**Instructions for the task:**
Locate every line that holds the string "Output" and copy it.

**Entries shown:**
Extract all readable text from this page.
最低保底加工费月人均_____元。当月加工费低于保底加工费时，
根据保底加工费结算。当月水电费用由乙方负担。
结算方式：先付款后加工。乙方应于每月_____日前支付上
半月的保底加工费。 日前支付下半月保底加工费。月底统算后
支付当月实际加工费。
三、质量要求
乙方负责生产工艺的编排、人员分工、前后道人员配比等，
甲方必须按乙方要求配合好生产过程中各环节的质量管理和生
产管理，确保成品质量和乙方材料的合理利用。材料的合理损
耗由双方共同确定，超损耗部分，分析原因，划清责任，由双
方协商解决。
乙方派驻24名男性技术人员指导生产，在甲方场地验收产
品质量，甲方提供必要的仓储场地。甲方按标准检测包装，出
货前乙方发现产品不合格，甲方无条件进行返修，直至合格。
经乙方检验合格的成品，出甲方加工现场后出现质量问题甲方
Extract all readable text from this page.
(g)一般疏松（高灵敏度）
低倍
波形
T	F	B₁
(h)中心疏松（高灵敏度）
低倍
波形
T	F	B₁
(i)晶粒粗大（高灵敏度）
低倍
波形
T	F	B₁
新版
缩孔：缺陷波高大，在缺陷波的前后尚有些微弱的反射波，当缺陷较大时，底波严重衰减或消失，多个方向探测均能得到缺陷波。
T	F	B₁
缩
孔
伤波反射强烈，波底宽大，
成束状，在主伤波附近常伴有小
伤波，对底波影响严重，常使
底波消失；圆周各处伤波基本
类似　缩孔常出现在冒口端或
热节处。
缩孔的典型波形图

* * *

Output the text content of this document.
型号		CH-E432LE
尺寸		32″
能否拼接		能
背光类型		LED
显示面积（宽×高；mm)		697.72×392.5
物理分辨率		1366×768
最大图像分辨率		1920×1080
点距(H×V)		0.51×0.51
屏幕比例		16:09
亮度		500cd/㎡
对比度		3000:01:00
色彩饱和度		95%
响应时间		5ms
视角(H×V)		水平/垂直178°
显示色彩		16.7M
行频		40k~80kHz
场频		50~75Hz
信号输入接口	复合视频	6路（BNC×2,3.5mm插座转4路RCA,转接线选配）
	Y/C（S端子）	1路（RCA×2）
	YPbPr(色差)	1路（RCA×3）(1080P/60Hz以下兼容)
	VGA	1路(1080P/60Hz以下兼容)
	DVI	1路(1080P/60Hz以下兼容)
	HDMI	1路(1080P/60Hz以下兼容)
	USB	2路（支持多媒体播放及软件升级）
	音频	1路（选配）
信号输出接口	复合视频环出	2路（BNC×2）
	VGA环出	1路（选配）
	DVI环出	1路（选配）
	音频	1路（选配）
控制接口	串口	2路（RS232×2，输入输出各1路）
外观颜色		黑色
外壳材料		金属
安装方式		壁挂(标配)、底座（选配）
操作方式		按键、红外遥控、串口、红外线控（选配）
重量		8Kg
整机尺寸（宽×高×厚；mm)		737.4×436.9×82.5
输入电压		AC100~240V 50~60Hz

* * *

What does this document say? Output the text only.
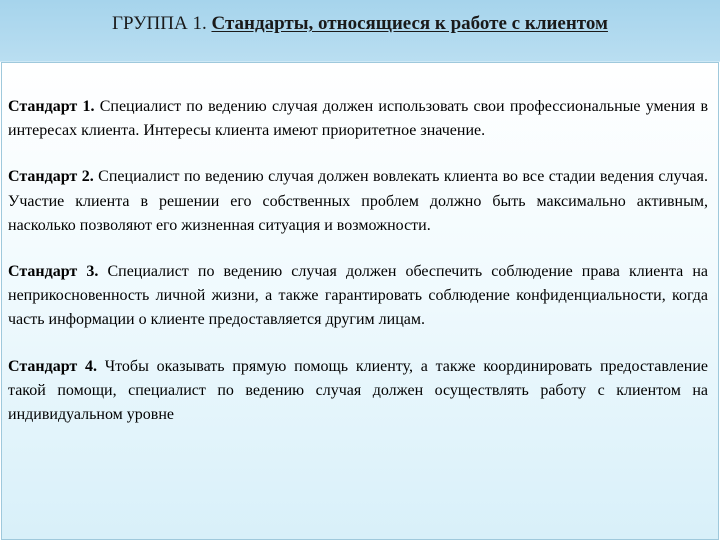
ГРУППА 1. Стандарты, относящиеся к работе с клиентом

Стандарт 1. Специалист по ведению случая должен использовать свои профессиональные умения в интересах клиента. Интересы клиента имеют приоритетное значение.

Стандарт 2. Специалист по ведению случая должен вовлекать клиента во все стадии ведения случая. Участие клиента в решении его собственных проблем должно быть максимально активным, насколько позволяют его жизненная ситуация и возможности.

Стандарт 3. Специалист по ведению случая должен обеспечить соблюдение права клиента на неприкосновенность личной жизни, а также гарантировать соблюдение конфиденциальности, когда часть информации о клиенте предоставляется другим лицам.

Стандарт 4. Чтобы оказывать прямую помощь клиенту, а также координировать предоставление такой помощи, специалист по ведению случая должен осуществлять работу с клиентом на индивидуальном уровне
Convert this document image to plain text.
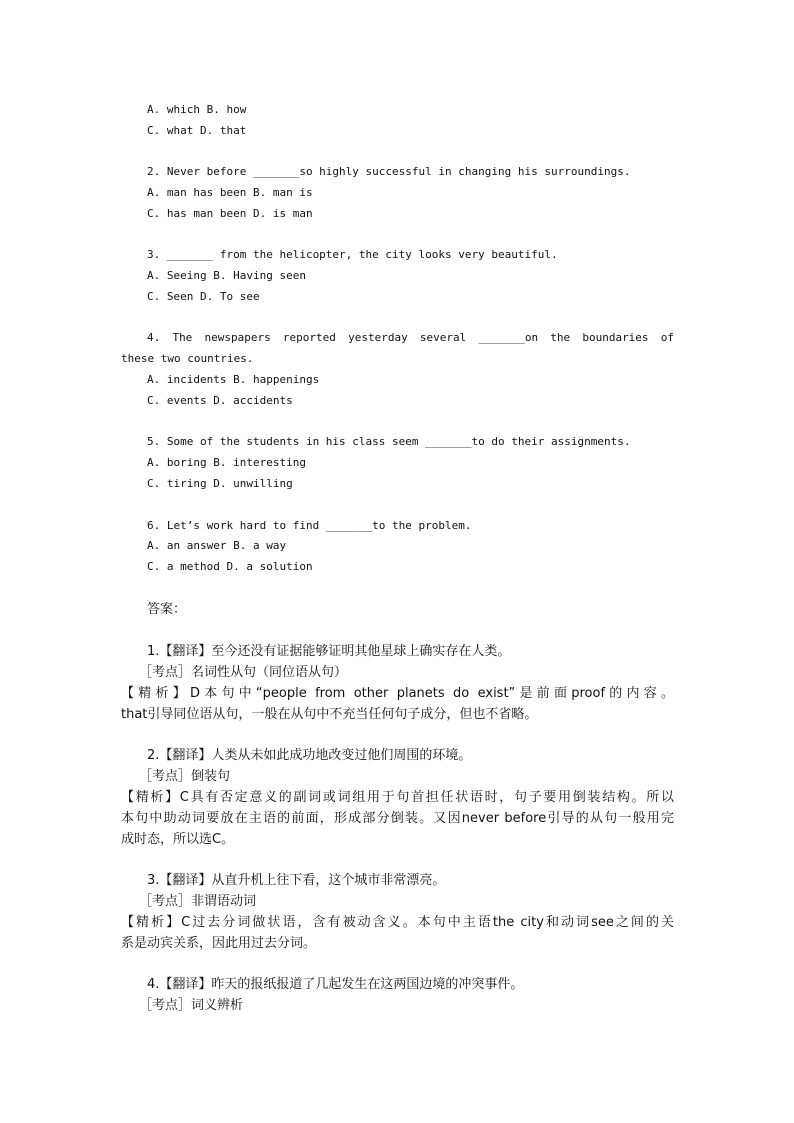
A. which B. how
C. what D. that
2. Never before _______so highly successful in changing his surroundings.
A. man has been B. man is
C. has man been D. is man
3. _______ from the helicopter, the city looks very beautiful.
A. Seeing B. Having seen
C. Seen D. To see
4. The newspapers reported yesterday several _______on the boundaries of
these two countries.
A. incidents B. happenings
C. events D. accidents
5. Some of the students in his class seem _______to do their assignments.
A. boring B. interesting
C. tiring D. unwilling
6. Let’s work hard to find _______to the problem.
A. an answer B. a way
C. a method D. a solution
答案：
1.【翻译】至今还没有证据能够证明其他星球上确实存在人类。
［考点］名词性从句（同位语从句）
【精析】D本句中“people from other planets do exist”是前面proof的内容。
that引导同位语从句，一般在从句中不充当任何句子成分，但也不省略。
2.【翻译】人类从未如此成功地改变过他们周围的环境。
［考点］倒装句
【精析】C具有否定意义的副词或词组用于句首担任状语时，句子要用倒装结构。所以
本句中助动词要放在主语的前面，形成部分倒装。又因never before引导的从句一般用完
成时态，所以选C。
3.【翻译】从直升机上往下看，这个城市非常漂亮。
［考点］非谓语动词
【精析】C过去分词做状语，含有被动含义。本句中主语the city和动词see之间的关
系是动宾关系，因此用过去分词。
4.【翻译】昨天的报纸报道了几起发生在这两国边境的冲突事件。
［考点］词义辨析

**Written reply:**
Output the text content of this document.
What does this document say? Output the text only.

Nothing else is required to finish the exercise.